What you will do → From the listing below, pull each line that includes "image".

Dataset records:
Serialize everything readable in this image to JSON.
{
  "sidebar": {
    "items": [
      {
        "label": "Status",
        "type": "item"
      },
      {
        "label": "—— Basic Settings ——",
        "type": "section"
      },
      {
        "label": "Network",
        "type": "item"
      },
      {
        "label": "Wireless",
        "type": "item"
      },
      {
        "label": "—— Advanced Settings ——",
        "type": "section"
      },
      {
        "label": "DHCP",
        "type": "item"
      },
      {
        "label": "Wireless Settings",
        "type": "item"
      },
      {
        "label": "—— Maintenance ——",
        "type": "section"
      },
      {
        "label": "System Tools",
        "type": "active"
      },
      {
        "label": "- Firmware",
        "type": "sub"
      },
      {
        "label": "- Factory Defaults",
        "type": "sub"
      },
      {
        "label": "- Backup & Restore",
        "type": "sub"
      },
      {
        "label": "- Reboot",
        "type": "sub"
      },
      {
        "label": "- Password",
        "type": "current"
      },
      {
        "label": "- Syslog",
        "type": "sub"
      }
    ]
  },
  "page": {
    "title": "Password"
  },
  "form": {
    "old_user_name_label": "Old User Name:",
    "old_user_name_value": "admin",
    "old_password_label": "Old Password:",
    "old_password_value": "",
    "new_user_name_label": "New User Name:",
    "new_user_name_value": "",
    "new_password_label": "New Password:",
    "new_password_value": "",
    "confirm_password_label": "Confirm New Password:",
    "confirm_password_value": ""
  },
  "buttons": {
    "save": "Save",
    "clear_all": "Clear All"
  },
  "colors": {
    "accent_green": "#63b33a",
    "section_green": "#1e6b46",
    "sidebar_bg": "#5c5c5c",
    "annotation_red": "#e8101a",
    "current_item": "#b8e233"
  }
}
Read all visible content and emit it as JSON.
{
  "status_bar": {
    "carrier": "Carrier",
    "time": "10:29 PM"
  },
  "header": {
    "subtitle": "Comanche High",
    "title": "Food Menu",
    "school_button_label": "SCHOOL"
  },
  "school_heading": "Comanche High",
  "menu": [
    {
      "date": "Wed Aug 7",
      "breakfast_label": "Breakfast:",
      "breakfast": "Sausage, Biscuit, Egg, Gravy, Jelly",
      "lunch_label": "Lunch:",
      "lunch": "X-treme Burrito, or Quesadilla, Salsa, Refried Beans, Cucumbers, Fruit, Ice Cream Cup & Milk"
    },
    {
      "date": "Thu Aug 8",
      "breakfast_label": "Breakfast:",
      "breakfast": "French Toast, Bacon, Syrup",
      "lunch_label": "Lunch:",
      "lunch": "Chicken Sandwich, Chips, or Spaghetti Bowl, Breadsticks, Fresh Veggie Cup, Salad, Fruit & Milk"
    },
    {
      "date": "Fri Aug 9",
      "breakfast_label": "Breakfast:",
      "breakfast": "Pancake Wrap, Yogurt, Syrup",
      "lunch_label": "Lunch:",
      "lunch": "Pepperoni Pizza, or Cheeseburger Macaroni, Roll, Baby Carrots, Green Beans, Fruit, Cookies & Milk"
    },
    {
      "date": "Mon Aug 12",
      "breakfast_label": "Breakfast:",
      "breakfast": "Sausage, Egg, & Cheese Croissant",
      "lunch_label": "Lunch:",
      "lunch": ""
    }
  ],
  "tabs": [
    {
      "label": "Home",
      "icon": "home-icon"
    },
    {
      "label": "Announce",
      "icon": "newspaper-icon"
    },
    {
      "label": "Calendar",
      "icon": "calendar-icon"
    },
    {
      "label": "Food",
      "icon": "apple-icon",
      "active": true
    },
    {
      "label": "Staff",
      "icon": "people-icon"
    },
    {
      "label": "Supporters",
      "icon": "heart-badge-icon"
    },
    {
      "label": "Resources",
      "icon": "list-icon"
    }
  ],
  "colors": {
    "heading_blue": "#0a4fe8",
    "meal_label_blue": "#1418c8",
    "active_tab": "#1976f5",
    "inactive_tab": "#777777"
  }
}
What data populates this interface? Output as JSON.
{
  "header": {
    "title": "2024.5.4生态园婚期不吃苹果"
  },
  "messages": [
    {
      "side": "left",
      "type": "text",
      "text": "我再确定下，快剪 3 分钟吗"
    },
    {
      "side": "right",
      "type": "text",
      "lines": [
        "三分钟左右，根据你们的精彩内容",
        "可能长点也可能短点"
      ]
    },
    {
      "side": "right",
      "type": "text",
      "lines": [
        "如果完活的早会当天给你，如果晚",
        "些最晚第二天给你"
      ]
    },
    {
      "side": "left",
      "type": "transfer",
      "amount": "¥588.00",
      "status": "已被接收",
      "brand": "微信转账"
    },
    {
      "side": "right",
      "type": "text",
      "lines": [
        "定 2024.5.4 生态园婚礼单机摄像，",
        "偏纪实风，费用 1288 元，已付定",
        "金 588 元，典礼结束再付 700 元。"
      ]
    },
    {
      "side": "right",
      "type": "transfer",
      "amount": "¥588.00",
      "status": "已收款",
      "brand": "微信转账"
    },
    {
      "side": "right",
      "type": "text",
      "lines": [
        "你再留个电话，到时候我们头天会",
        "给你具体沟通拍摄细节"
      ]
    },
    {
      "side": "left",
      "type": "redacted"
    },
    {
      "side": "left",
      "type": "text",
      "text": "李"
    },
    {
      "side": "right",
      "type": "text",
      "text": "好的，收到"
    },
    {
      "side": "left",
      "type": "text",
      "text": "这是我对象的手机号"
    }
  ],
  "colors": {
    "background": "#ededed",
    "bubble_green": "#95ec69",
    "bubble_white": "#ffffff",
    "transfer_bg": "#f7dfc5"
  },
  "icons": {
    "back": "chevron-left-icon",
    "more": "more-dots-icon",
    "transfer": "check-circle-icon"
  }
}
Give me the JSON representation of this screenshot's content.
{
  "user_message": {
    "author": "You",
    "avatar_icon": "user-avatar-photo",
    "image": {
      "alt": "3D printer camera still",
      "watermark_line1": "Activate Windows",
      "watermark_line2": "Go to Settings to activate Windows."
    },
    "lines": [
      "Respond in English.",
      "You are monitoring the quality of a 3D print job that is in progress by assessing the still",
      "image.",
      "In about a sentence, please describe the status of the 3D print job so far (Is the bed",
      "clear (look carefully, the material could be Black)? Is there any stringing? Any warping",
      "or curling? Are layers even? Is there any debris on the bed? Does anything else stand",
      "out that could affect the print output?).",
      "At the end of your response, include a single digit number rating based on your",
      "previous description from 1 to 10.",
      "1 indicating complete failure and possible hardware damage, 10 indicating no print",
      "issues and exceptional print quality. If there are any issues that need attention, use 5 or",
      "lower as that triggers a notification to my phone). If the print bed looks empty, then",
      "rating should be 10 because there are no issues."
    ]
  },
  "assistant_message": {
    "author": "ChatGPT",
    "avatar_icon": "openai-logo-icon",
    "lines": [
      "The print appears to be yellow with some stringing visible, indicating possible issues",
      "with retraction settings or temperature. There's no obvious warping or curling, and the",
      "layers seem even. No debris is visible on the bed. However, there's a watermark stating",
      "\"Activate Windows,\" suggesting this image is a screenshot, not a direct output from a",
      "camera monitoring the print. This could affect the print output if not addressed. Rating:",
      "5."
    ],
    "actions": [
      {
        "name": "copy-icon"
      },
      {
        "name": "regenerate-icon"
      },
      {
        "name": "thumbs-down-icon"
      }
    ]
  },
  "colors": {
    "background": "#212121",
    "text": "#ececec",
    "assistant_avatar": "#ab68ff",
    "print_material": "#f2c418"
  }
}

Answer →
Serialize everything readable in this image to JSON.
    "image": {
      "image.",
      "\"Activate Windows,\" suggesting this image is a screenshot, not a direct output from a",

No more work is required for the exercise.